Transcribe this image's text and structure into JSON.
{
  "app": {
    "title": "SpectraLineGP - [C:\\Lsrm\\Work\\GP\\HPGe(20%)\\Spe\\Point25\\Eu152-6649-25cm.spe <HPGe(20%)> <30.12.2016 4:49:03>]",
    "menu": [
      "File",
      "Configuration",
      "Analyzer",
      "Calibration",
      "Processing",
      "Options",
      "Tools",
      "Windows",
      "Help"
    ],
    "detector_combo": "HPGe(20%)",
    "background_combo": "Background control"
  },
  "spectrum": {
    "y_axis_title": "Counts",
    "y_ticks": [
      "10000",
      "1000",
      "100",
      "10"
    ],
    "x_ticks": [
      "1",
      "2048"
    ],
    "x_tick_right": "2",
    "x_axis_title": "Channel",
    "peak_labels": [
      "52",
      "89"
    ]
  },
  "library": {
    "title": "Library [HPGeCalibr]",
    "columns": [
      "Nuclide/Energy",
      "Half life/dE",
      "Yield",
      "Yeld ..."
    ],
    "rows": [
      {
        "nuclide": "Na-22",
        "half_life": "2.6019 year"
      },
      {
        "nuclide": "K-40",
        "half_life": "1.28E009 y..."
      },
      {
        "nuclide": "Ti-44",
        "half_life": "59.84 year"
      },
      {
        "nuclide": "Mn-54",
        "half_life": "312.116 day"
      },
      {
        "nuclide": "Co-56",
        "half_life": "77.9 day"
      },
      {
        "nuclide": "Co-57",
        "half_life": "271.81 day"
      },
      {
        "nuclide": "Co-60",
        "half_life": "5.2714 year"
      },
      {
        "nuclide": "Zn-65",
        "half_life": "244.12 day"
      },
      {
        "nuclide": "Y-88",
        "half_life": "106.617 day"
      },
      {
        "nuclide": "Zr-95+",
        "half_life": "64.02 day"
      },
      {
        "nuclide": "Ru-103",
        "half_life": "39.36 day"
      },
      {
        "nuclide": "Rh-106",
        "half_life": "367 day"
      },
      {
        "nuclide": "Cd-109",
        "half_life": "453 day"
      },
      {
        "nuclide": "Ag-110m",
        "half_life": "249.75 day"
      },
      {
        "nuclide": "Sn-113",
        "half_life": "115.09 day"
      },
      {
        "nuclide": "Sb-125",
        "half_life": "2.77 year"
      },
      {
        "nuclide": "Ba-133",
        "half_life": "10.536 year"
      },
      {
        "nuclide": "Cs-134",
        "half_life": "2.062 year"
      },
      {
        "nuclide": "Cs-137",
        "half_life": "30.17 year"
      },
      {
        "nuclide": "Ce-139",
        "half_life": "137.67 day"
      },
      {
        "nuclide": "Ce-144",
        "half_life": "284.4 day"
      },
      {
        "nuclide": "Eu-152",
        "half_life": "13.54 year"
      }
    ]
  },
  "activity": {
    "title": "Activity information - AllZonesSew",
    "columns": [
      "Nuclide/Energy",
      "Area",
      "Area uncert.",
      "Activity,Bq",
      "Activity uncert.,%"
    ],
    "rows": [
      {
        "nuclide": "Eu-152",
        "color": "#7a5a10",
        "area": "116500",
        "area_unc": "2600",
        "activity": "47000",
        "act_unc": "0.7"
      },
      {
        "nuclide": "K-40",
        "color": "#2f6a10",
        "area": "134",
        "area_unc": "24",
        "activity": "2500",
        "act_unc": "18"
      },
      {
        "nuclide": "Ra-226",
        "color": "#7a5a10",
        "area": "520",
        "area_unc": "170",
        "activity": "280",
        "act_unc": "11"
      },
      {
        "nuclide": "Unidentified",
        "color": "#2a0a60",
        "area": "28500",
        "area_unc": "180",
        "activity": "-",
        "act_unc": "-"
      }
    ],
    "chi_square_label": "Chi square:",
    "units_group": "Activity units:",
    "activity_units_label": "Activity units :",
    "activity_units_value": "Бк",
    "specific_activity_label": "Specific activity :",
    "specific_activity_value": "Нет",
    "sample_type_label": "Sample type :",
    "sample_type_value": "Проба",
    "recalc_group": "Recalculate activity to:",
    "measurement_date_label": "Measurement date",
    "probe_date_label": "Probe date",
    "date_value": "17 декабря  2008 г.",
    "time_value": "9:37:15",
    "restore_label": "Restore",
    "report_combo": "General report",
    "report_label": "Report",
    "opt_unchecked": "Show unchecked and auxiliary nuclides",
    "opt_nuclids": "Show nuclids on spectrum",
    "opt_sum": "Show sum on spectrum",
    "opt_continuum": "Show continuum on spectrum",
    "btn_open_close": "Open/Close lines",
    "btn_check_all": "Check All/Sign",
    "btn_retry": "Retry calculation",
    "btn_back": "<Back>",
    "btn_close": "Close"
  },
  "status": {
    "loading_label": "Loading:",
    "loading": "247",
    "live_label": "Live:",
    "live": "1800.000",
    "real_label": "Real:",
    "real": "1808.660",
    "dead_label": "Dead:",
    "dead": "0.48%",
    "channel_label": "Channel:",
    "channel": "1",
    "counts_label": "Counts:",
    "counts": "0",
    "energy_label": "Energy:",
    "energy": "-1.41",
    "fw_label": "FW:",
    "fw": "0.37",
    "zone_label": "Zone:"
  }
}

====

Output all preceding records character for character.

Transcribe this image's text and structure into JSON.
{
  "app": {
    "title": "SpectraLineGP - [C:\\Lsrm\\Work\\GP\\HPGe(20%)\\Spe\\Point25\\Eu152-6649-25cm.spe <HPGe(20%)> <30.12.2016 4:49:03>]",
    "menu": [
      "File",
      "Configuration",
      "Analyzer",
      "Calibration",
      "Processing",
      "Options",
      "Tools",
      "Windows",
      "Help"
    ],
    "detector_combo": "HPGe(20%)",
    "background_combo": "Background control"
  },
  "spectrum": {
    "y_axis_title": "Counts",
    "y_ticks": [
      "10000",
      "1000",
      "100",
      "10"
    ],
    "x_ticks": [
      "1",
      "2048"
    ],
    "x_tick_right": "2",
    "x_axis_title": "Channel",
    "peak_labels": [
      "52",
      "89"
    ]
  },
  "library": {
    "title": "Library [HPGeCalibr]",
    "columns": [
      "Nuclide/Energy",
      "Half life/dE",
      "Yield",
      "Yeld ..."
    ],
    "rows": [
      {
        "nuclide": "Na-22",
        "half_life": "2.6019 year"
      },
      {
        "nuclide": "K-40",
        "half_life": "1.28E009 y..."
      },
      {
        "nuclide": "Ti-44",
        "half_life": "59.84 year"
      },
      {
        "nuclide": "Mn-54",
        "half_life": "312.116 day"
      },
      {
        "nuclide": "Co-56",
        "half_life": "77.9 day"
      },
      {
        "nuclide": "Co-57",
        "half_life": "271.81 day"
      },
      {
        "nuclide": "Co-60",
        "half_life": "5.2714 year"
      },
      {
        "nuclide": "Zn-65",
        "half_life": "244.12 day"
      },
      {
        "nuclide": "Y-88",
        "half_life": "106.617 day"
      },
      {
        "nuclide": "Zr-95+",
        "half_life": "64.02 day"
      },
      {
        "nuclide": "Ru-103",
        "half_life": "39.36 day"
      },
      {
        "nuclide": "Rh-106",
        "half_life": "367 day"
      },
      {
        "nuclide": "Cd-109",
        "half_life": "453 day"
      },
      {
        "nuclide": "Ag-110m",
        "half_life": "249.75 day"
      },
      {
        "nuclide": "Sn-113",
        "half_life": "115.09 day"
      },
      {
        "nuclide": "Sb-125",
        "half_life": "2.77 year"
      },
      {
        "nuclide": "Ba-133",
        "half_life": "10.536 year"
      },
      {
        "nuclide": "Cs-134",
        "half_life": "2.062 year"
      },
      {
        "nuclide": "Cs-137",
        "half_life": "30.17 year"
      },
      {
        "nuclide": "Ce-139",
        "half_life": "137.67 day"
      },
      {
        "nuclide": "Ce-144",
        "half_life": "284.4 day"
      },
      {
        "nuclide": "Eu-152",
        "half_life": "13.54 year"
      }
    ]
  },
  "activity": {
    "title": "Activity information - AllZonesSew",
    "columns": [
      "Nuclide/Energy",
      "Area",
      "Area uncert.",
      "Activity,Bq",
      "Activity uncert.,%"
    ],
    "rows": [
      {
        "nuclide": "Eu-152",
        "color": "#7a5a10",
        "area": "116500",
        "area_unc": "2600",
        "activity": "47000",
        "act_unc": "0.7"
      },
      {
        "nuclide": "K-40",
        "color": "#2f6a10",
        "area": "134",
        "area_unc": "24",
        "activity": "2500",
        "act_unc": "18"
      },
      {
        "nuclide": "Ra-226",
        "color": "#7a5a10",
        "area": "520",
        "area_unc": "170",
        "activity": "280",
        "act_unc": "11"
      },
      {
        "nuclide": "Unidentified",
        "color": "#2a0a60",
        "area": "28500",
        "area_unc": "180",
        "activity": "-",
        "act_unc": "-"
      }
    ],
    "chi_square_label": "Chi square:",
    "units_group": "Activity units:",
    "activity_units_label": "Activity units :",
    "activity_units_value": "Бк",
    "specific_activity_label": "Specific activity :",
    "specific_activity_value": "Нет",
    "sample_type_label": "Sample type :",
    "sample_type_value": "Проба",
    "recalc_group": "Recalculate activity to:",
    "measurement_date_label": "Measurement date",
    "probe_date_label": "Probe date",
    "date_value": "17 декабря  2008 г.",
    "time_value": "9:37:15",
    "restore_label": "Restore",
    "report_combo": "General report",
    "report_label": "Report",
    "opt_unchecked": "Show unchecked and auxiliary nuclides",
    "opt_nuclids": "Show nuclids on spectrum",
    "opt_sum": "Show sum on spectrum",
    "opt_continuum": "Show continuum on spectrum",
    "btn_open_close": "Open/Close lines",
    "btn_check_all": "Check All/Sign",
    "btn_retry": "Retry calculation",
    "btn_back": "<Back>",
    "btn_close": "Close"
  },
  "status": {
    "loading_label": "Loading:",
    "loading": "247",
    "live_label": "Live:",
    "live": "1800.000",
    "real_label": "Real:",
    "real": "1808.660",
    "dead_label": "Dead:",
    "dead": "0.48%",
    "channel_label": "Channel:",
    "channel": "1",
    "counts_label": "Counts:",
    "counts": "0",
    "energy_label": "Energy:",
    "energy": "-1.41",
    "fw_label": "FW:",
    "fw": "0.37",
    "zone_label": "Zone:"
  }
}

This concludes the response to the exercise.